• [WORK REQUIRED] Copy out the lines starting with the one that contains "rear-pink-jack-icon[interactable] [238, 682, 260, 704]" and ending with the one that contains "466, 1169, 490]", both of them included.

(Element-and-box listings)
+++

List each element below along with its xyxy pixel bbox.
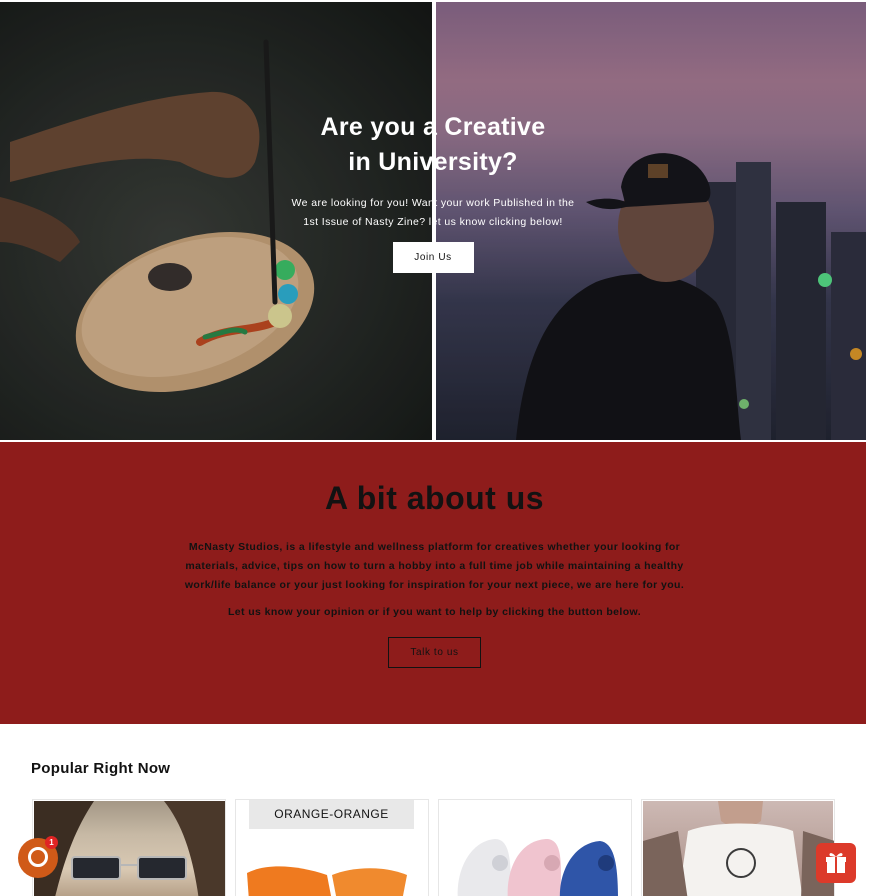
hero-content: Are you a Creative in University? We are… bbox=[283, 110, 583, 273]
hero-title-line2: in University? bbox=[348, 148, 518, 176]
about-title: A bit about us bbox=[324, 480, 545, 516]
product-card[interactable] bbox=[32, 799, 226, 896]
product-image-neck-fans bbox=[440, 801, 630, 896]
popular-section: Popular Right Now ORANGE-ORANGE bbox=[0, 724, 869, 896]
product-card[interactable]: ORANGE-ORANGE bbox=[235, 799, 429, 896]
gift-icon bbox=[826, 853, 846, 873]
variant-badge: ORANGE-ORANGE bbox=[249, 800, 414, 829]
product-card[interactable] bbox=[438, 799, 632, 896]
product-card[interactable] bbox=[641, 799, 835, 896]
hero-description: We are looking for you! Want your work P… bbox=[291, 197, 575, 228]
gift-button[interactable] bbox=[816, 843, 856, 883]
hero-title-line1: Are you a Creative bbox=[320, 113, 546, 141]
join-us-button[interactable]: Join Us bbox=[392, 242, 474, 273]
about-cta-text: Let us know your opinion or if you want … bbox=[227, 606, 642, 618]
product-image-tattoo-shirt bbox=[643, 801, 834, 896]
hero-title: Are you a Creative in University? bbox=[283, 110, 583, 180]
product-image-sunglasses-model bbox=[34, 801, 225, 896]
chat-bubble-icon bbox=[28, 847, 48, 867]
popular-title: Popular Right Now bbox=[31, 760, 171, 777]
hero-banner: Are you a Creative in University? We are… bbox=[0, 0, 869, 440]
about-description: McNasty Studios, is a lifestyle and well… bbox=[184, 541, 685, 591]
chat-notification-badge: 1 bbox=[45, 836, 58, 849]
about-section: A bit about us McNasty Studios, is a lif… bbox=[0, 442, 869, 724]
talk-to-us-button[interactable]: Talk to us bbox=[388, 637, 481, 668]
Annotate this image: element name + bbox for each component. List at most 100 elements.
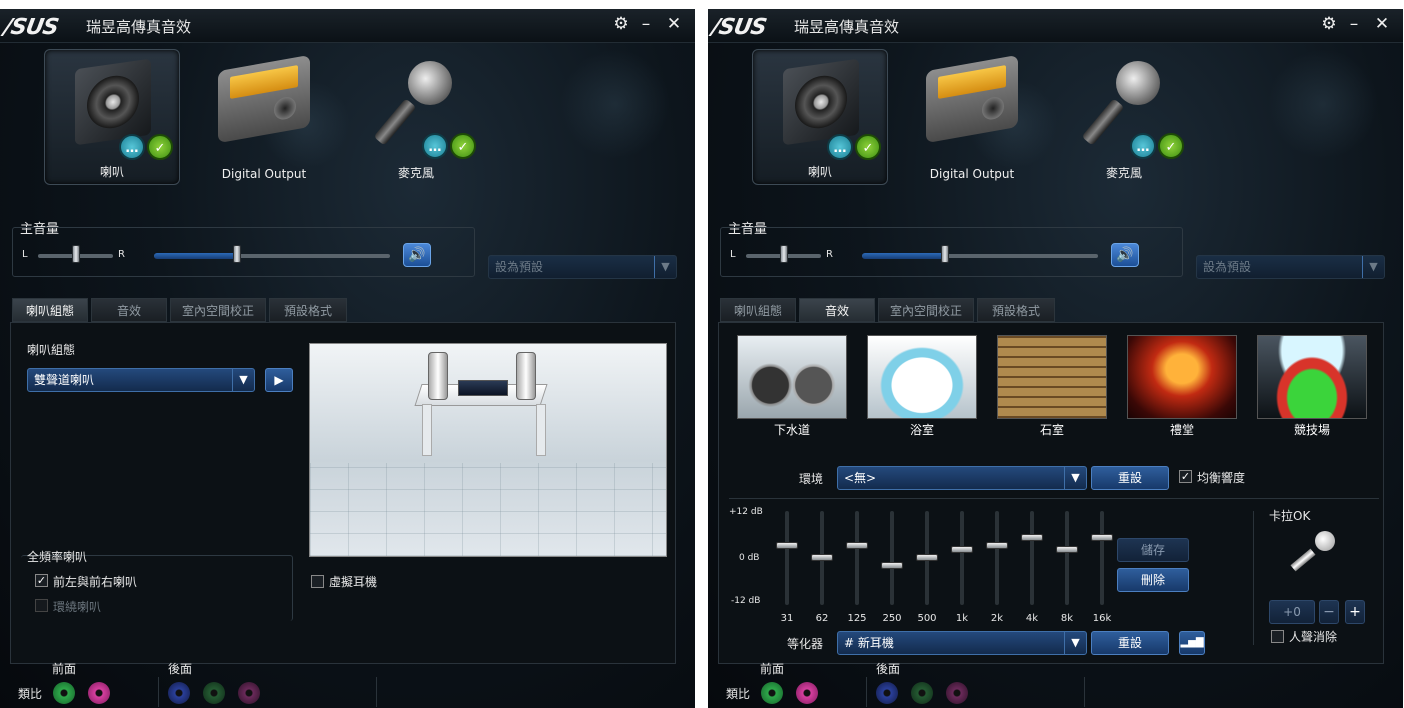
rear-pink-jack-icon[interactable] [238, 682, 260, 704]
eq-slider-handle-125[interactable] [846, 542, 868, 549]
digital-output-icon [926, 54, 1018, 144]
eq-slider-track-250[interactable] [890, 511, 894, 605]
device-label: Digital Output [929, 167, 1015, 181]
tab-room-correction[interactable]: 室內空間校正 [170, 298, 266, 322]
loudness-checkbox[interactable]: ✓ [1179, 470, 1192, 483]
front-green-jack-icon[interactable] [53, 682, 75, 704]
eq-frequency-label-31: 31 [780, 613, 794, 624]
minimize-icon[interactable]: – [636, 14, 656, 34]
speaker-config-value: 雙聲道喇叭 [34, 373, 95, 387]
surround-checkbox[interactable] [35, 599, 48, 612]
eq-slider-handle-4k[interactable] [1021, 534, 1043, 541]
environment-reset-button[interactable]: 重設 [1091, 466, 1169, 490]
env-preset-sewer[interactable]: 下水道 [737, 335, 847, 441]
eq-slider-track-31[interactable] [785, 511, 789, 605]
jack-divider [158, 677, 159, 707]
minimize-icon[interactable]: – [1344, 14, 1364, 34]
eq-slider-track-4k[interactable] [1030, 511, 1034, 605]
eq-slider-track-125[interactable] [855, 511, 859, 605]
eq-slider-handle-16k[interactable] [1091, 534, 1113, 541]
eq-slider-handle-2k[interactable] [986, 542, 1008, 549]
front-jacks-label: 前面 [52, 662, 77, 676]
speaker-config-dropdown[interactable]: 雙聲道喇叭 ▼ [27, 368, 255, 392]
graphic-eq-icon[interactable]: ▂▅▇ [1179, 631, 1205, 655]
device-tab-speaker[interactable]: … ✓ 喇叭 [752, 49, 888, 185]
microphone-icon [1116, 61, 1160, 105]
eq-slider-handle-31[interactable] [776, 542, 798, 549]
environment-value: <無> [844, 471, 877, 485]
balance-left-label: L [22, 249, 28, 260]
equalizer-preset-dropdown[interactable]: # 新耳機 ▼ [837, 631, 1087, 655]
eq-slider-track-8k[interactable] [1065, 511, 1069, 605]
rear-blue-jack-icon[interactable] [876, 682, 898, 704]
environment-dropdown[interactable]: <無> ▼ [837, 466, 1087, 490]
play-test-button[interactable]: ▶ [265, 368, 293, 392]
settings-gear-icon[interactable]: ⚙ [1319, 14, 1339, 34]
tab-speaker-config[interactable]: 喇叭組態 [12, 298, 88, 322]
device-tab-digital-output[interactable]: Digital Output [904, 49, 1040, 185]
rear-green-jack-icon[interactable] [911, 682, 933, 704]
vocal-cancel-checkbox[interactable] [1271, 630, 1284, 643]
front-pink-jack-icon[interactable] [88, 682, 110, 704]
device-tab-speaker[interactable]: … ✓ 喇叭 [44, 49, 180, 185]
left-speaker-icon[interactable] [428, 352, 448, 400]
tab-default-format[interactable]: 預設格式 [977, 298, 1055, 322]
eq-slider-handle-250[interactable] [881, 562, 903, 569]
eq-slider-track-2k[interactable] [995, 511, 999, 605]
rear-blue-jack-icon[interactable] [168, 682, 190, 704]
equalizer-label: 等化器 [787, 637, 824, 651]
tab-sound-effects[interactable]: 音效 [91, 298, 167, 322]
env-preset-arena[interactable]: 競技場 [1257, 335, 1367, 441]
env-preset-bathroom[interactable]: 浴室 [867, 335, 977, 441]
front-pink-jack-icon[interactable] [796, 682, 818, 704]
device-tab-digital-output[interactable]: Digital Output [196, 49, 332, 185]
env-preset-label: 下水道 [773, 423, 810, 437]
rear-pink-jack-icon[interactable] [946, 682, 968, 704]
eq-delete-button[interactable]: 刪除 [1117, 568, 1189, 592]
tab-sound-effects[interactable]: 音效 [799, 298, 875, 322]
front-lr-checkbox[interactable]: ✓ [35, 574, 48, 587]
rear-green-jack-icon[interactable] [203, 682, 225, 704]
eq-save-button[interactable]: 儲存 [1117, 538, 1189, 562]
env-preset-auditorium[interactable]: 禮堂 [1127, 335, 1237, 441]
set-default-device-dropdown[interactable]: 設為預設 ▼ [1196, 255, 1385, 279]
settings-gear-icon[interactable]: ⚙ [611, 14, 631, 34]
eq-slider-handle-8k[interactable] [1056, 546, 1078, 553]
mute-toggle-speaker-icon[interactable]: 🔊 [1111, 243, 1139, 267]
device-tab-microphone[interactable]: … ✓ 麥克風 [1056, 49, 1192, 185]
chevron-down-icon: ▼ [232, 369, 254, 391]
balance-slider-handle[interactable] [72, 245, 80, 263]
speaker-icon [75, 58, 151, 146]
set-default-device-dropdown[interactable]: 設為預設 ▼ [488, 255, 677, 279]
device-label: Digital Output [221, 167, 307, 181]
volume-slider-handle[interactable] [941, 245, 949, 263]
volume-slider-fill [154, 253, 237, 259]
device-label: 喇叭 [99, 165, 124, 179]
eq-slider-handle-62[interactable] [811, 554, 833, 561]
mute-toggle-speaker-icon[interactable]: 🔊 [403, 243, 431, 267]
close-icon[interactable]: ✕ [1372, 14, 1392, 34]
eq-slider-track-16k[interactable] [1100, 511, 1104, 605]
equalizer-reset-button[interactable]: 重設 [1091, 631, 1169, 655]
front-green-jack-icon[interactable] [761, 682, 783, 704]
tab-default-format[interactable]: 預設格式 [269, 298, 347, 322]
eq-slider-handle-1k[interactable] [951, 546, 973, 553]
env-preset-stone-room[interactable]: 石室 [997, 335, 1107, 441]
close-icon[interactable]: ✕ [664, 14, 684, 34]
front-jacks-label: 前面 [760, 662, 785, 676]
eq-slider-handle-500[interactable] [916, 554, 938, 561]
device-label: 麥克風 [1105, 166, 1142, 180]
microphone-icon [408, 61, 452, 105]
tab-room-correction[interactable]: 室內空間校正 [878, 298, 974, 322]
karaoke-minus-button[interactable]: − [1319, 600, 1339, 624]
eq-slider-track-1k[interactable] [960, 511, 964, 605]
device-tab-microphone[interactable]: … ✓ 麥克風 [348, 49, 484, 185]
virtual-headphone-checkbox[interactable] [311, 575, 324, 588]
speaker-config-panel: 喇叭組態 雙聲道喇叭 ▼ ▶ 全頻率喇叭 ✓ 前左與前右喇叭 環繞喇叭 虛擬耳機 [10, 322, 676, 664]
app-title: 瑞昱高傳真音效 [86, 18, 192, 36]
karaoke-plus-button[interactable]: + [1345, 600, 1365, 624]
balance-slider-handle[interactable] [780, 245, 788, 263]
volume-slider-handle[interactable] [233, 245, 241, 263]
right-speaker-icon[interactable] [516, 352, 536, 400]
tab-speaker-config[interactable]: 喇叭組態 [720, 298, 796, 322]
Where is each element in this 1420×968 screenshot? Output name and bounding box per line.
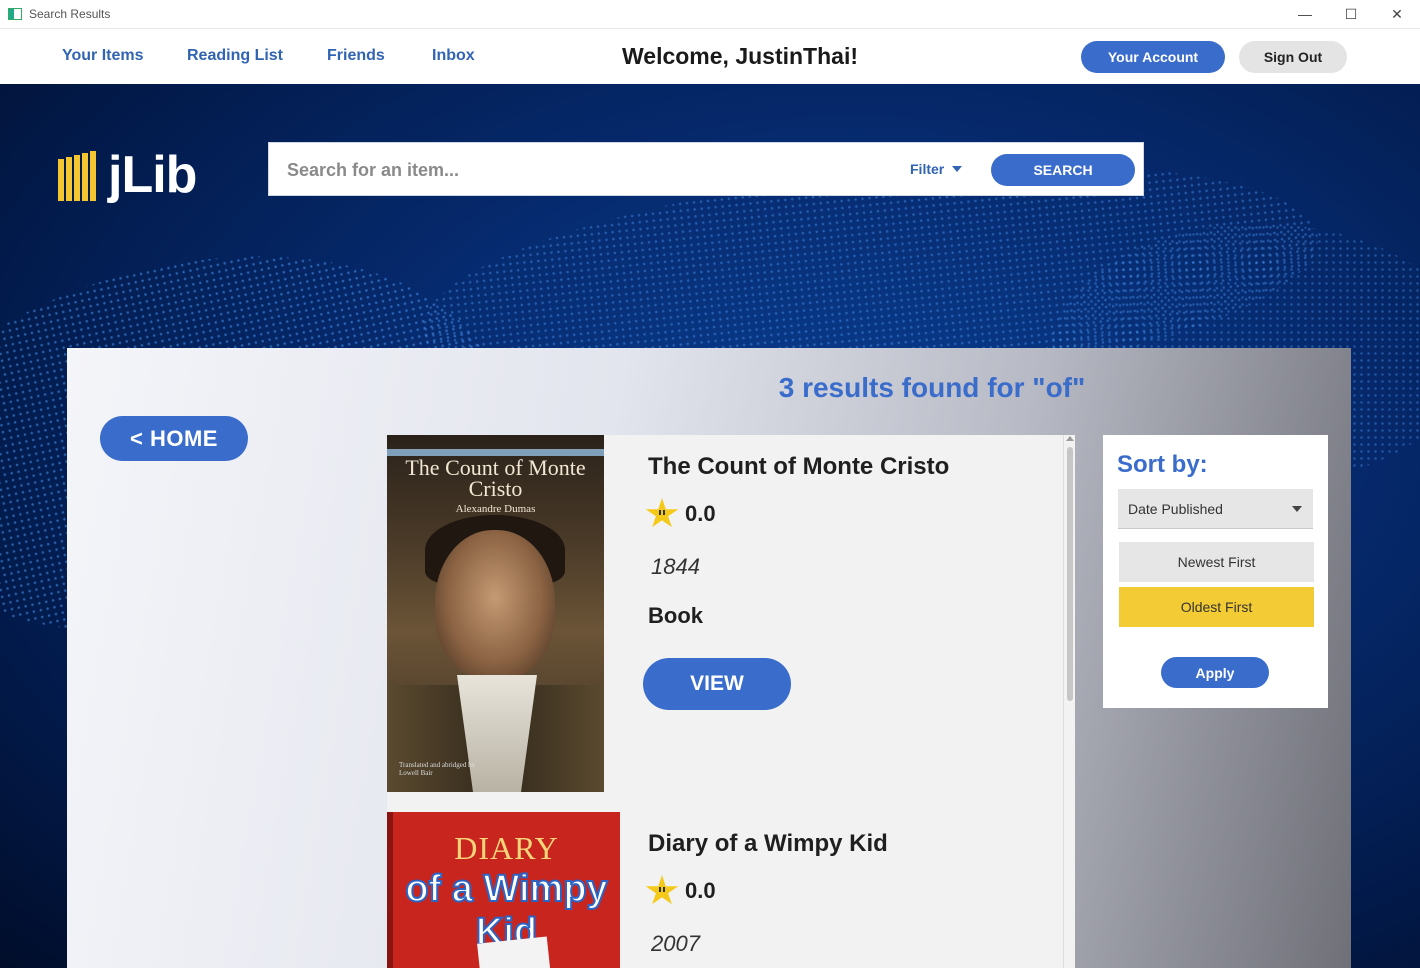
sort-field-value: Date Published [1128, 500, 1223, 517]
item-title: Diary of a Wimpy Kid [648, 830, 888, 857]
window-titlebar: Search Results — ☐ ✕ [0, 0, 1420, 28]
jlib-logo[interactable]: jLib [58, 145, 197, 205]
cover-credit: Translated and abridged by Lowell Bair [399, 761, 476, 777]
book-cover-image[interactable]: DIARY of a Wimpy Kid [387, 812, 620, 968]
star-icon [645, 875, 679, 905]
scroll-up-icon[interactable] [1066, 436, 1074, 441]
cover-title: The Count of Monte Cristo [405, 455, 586, 501]
item-rating: 0.0 [645, 875, 716, 907]
filter-dropdown[interactable]: Filter [910, 161, 963, 177]
filter-label: Filter [910, 161, 945, 177]
home-button[interactable]: < HOME [100, 416, 248, 461]
results-title: 3 results found for "of" [778, 372, 1086, 403]
chevron-down-icon [952, 166, 963, 172]
scrollbar-thumb[interactable] [1067, 447, 1073, 701]
logo-text: jLib [108, 146, 197, 204]
rating-value: 0.0 [685, 878, 716, 903]
sort-field-select[interactable]: Date Published [1118, 489, 1313, 529]
sort-title: Sort by: [1117, 451, 1208, 478]
item-title: The Count of Monte Cristo [648, 453, 950, 480]
result-item: DIARY of a Wimpy Kid Diary of a Wimpy Ki… [387, 812, 1063, 968]
book-cover-image[interactable]: The Count of Monte Cristo Alexandre Duma… [387, 435, 604, 792]
window-title: Search Results [29, 7, 111, 21]
window-controls: — ☐ ✕ [1282, 0, 1420, 28]
maximize-icon[interactable]: ☐ [1328, 0, 1374, 28]
star-icon [645, 498, 679, 528]
result-item: The Count of Monte Cristo Alexandre Duma… [387, 435, 1063, 792]
search-input[interactable] [287, 155, 887, 185]
item-year: 1844 [651, 554, 700, 579]
books-icon [58, 149, 100, 201]
minimize-icon[interactable]: — [1282, 0, 1328, 28]
results-panel: 3 results found for "of" < HOME The Coun… [67, 348, 1351, 968]
app-icon [8, 8, 22, 20]
sort-newest-first-button[interactable]: Newest First [1119, 542, 1314, 582]
item-rating: 0.0 [645, 498, 716, 530]
rating-value: 0.0 [685, 501, 716, 526]
cover-title-line1: DIARY [454, 830, 559, 866]
cover-author: Alexandre Dumas [455, 503, 536, 515]
search-bar: Filter SEARCH [268, 142, 1144, 196]
sort-oldest-first-button[interactable]: Oldest First [1119, 587, 1314, 627]
apply-sort-button[interactable]: Apply [1161, 657, 1269, 688]
view-button[interactable]: VIEW [643, 658, 791, 710]
close-icon[interactable]: ✕ [1374, 0, 1420, 28]
top-navigation: Your Items Reading List Friends Inbox We… [0, 28, 1420, 84]
your-account-button[interactable]: Your Account [1081, 41, 1225, 73]
item-type: Book [648, 603, 703, 628]
item-year: 2007 [651, 931, 700, 956]
chevron-down-icon [1292, 506, 1302, 512]
sort-panel: Sort by: Date Published Newest First Old… [1103, 435, 1328, 708]
results-list[interactable]: The Count of Monte Cristo Alexandre Duma… [387, 435, 1075, 968]
search-button[interactable]: SEARCH [991, 154, 1135, 186]
results-scrollbar[interactable] [1063, 435, 1075, 968]
sign-out-button[interactable]: Sign Out [1239, 41, 1347, 73]
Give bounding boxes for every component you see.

+++

• [CORRECT OUTPUT]
rear-pink-jack-icon[interactable] [238, 682, 260, 704]
eq-slider-handle-125[interactable] [846, 542, 868, 549]
digital-output-icon [926, 54, 1018, 144]
eq-slider-track-250[interactable] [890, 511, 894, 605]
device-label: Digital Output [929, 167, 1015, 181]
tab-room-correction[interactable]: 室內空間校正 [170, 298, 266, 322]
loudness-checkbox[interactable]: ✓ [1179, 470, 1192, 483]
front-green-jack-icon[interactable] [53, 682, 75, 704]
eq-frequency-label-31: 31 [780, 613, 794, 624]
minimize-icon[interactable]: – [636, 14, 656, 34]
speaker-config-value: 雙聲道喇叭 [34, 373, 95, 387]
surround-checkbox[interactable] [35, 599, 48, 612]
eq-slider-handle-4k[interactable] [1021, 534, 1043, 541]
environment-reset-button[interactable]: 重設 [1091, 466, 1169, 490]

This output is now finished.